» **Stored data entries**:
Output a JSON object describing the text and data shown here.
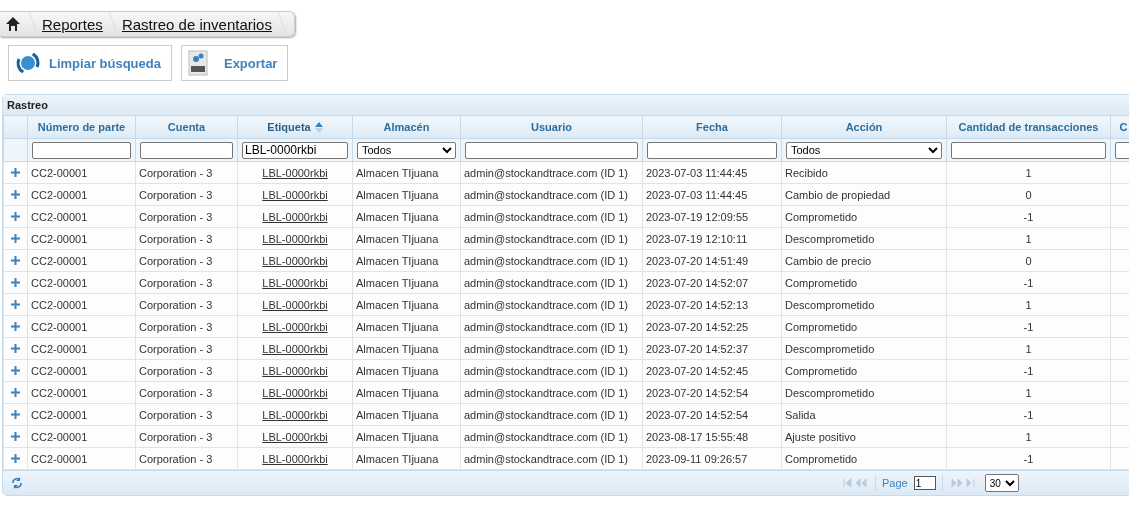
{
  "breadcrumb": [
    "Reportes",
    "Rastreo de inventarios"
  ],
  "toolbar": [
    {
      "label": "Limpiar búsqueda",
      "kind": "clear"
    },
    {
      "label": "Exportar",
      "kind": "csv"
    }
  ],
  "grid": {
    "caption": "Rastreo",
    "columns": [
      {
        "label": "Número de parte",
        "kind": "text",
        "sorted": false
      },
      {
        "label": "Cuenta",
        "kind": "text",
        "sorted": false
      },
      {
        "label": "Etiqueta",
        "kind": "text",
        "value": "LBL-0000rkbi",
        "sorted": true
      },
      {
        "label": "Almacén",
        "kind": "select",
        "value": "Todos",
        "sorted": false
      },
      {
        "label": "Usuario",
        "kind": "text",
        "sorted": false
      },
      {
        "label": "Fecha",
        "kind": "text",
        "sorted": false
      },
      {
        "label": "Acción",
        "kind": "select",
        "value": "Todos",
        "sorted": false
      },
      {
        "label": "Cantidad de transacciones",
        "kind": "text",
        "sorted": false
      },
      {
        "label": "C",
        "kind": "text",
        "sorted": false
      }
    ],
    "rows": [
      [
        "CC2-00001",
        "Corporation - 3",
        "LBL-0000rkbi",
        "Almacen TIjuana",
        "admin@stockandtrace.com (ID 1)",
        "2023-07-03 11:44:45",
        "Recibido",
        "1"
      ],
      [
        "CC2-00001",
        "Corporation - 3",
        "LBL-0000rkbi",
        "Almacen TIjuana",
        "admin@stockandtrace.com (ID 1)",
        "2023-07-03 11:44:45",
        "Cambio de propiedad",
        "0"
      ],
      [
        "CC2-00001",
        "Corporation - 3",
        "LBL-0000rkbi",
        "Almacen TIjuana",
        "admin@stockandtrace.com (ID 1)",
        "2023-07-19 12:09:55",
        "Comprometido",
        "-1"
      ],
      [
        "CC2-00001",
        "Corporation - 3",
        "LBL-0000rkbi",
        "Almacen TIjuana",
        "admin@stockandtrace.com (ID 1)",
        "2023-07-19 12:10:11",
        "Descomprometido",
        "1"
      ],
      [
        "CC2-00001",
        "Corporation - 3",
        "LBL-0000rkbi",
        "Almacen TIjuana",
        "admin@stockandtrace.com (ID 1)",
        "2023-07-20 14:51:49",
        "Cambio de precio",
        "0"
      ],
      [
        "CC2-00001",
        "Corporation - 3",
        "LBL-0000rkbi",
        "Almacen TIjuana",
        "admin@stockandtrace.com (ID 1)",
        "2023-07-20 14:52:07",
        "Comprometido",
        "-1"
      ],
      [
        "CC2-00001",
        "Corporation - 3",
        "LBL-0000rkbi",
        "Almacen TIjuana",
        "admin@stockandtrace.com (ID 1)",
        "2023-07-20 14:52:13",
        "Descomprometido",
        "1"
      ],
      [
        "CC2-00001",
        "Corporation - 3",
        "LBL-0000rkbi",
        "Almacen TIjuana",
        "admin@stockandtrace.com (ID 1)",
        "2023-07-20 14:52:25",
        "Comprometido",
        "-1"
      ],
      [
        "CC2-00001",
        "Corporation - 3",
        "LBL-0000rkbi",
        "Almacen TIjuana",
        "admin@stockandtrace.com (ID 1)",
        "2023-07-20 14:52:37",
        "Descomprometido",
        "1"
      ],
      [
        "CC2-00001",
        "Corporation - 3",
        "LBL-0000rkbi",
        "Almacen TIjuana",
        "admin@stockandtrace.com (ID 1)",
        "2023-07-20 14:52:45",
        "Comprometido",
        "-1"
      ],
      [
        "CC2-00001",
        "Corporation - 3",
        "LBL-0000rkbi",
        "Almacen TIjuana",
        "admin@stockandtrace.com (ID 1)",
        "2023-07-20 14:52:54",
        "Descomprometido",
        "1"
      ],
      [
        "CC2-00001",
        "Corporation - 3",
        "LBL-0000rkbi",
        "Almacen TIjuana",
        "admin@stockandtrace.com (ID 1)",
        "2023-07-20 14:52:54",
        "Salida",
        "-1"
      ],
      [
        "CC2-00001",
        "Corporation - 3",
        "LBL-0000rkbi",
        "Almacen TIjuana",
        "admin@stockandtrace.com (ID 1)",
        "2023-08-17 15:55:48",
        "Ajuste positivo",
        "1"
      ],
      [
        "CC2-00001",
        "Corporation - 3",
        "LBL-0000rkbi",
        "Almacen TIjuana",
        "admin@stockandtrace.com (ID 1)",
        "2023-09-11 09:26:57",
        "Comprometido",
        "-1"
      ]
    ]
  },
  "pager": {
    "label": "Page",
    "page": "1",
    "page_size": "30"
  }
}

» **Exercise directions**: Give the number of lines in the records above that contain the word "Rastreo". Reply with that number alone.

» **Written reply**: 2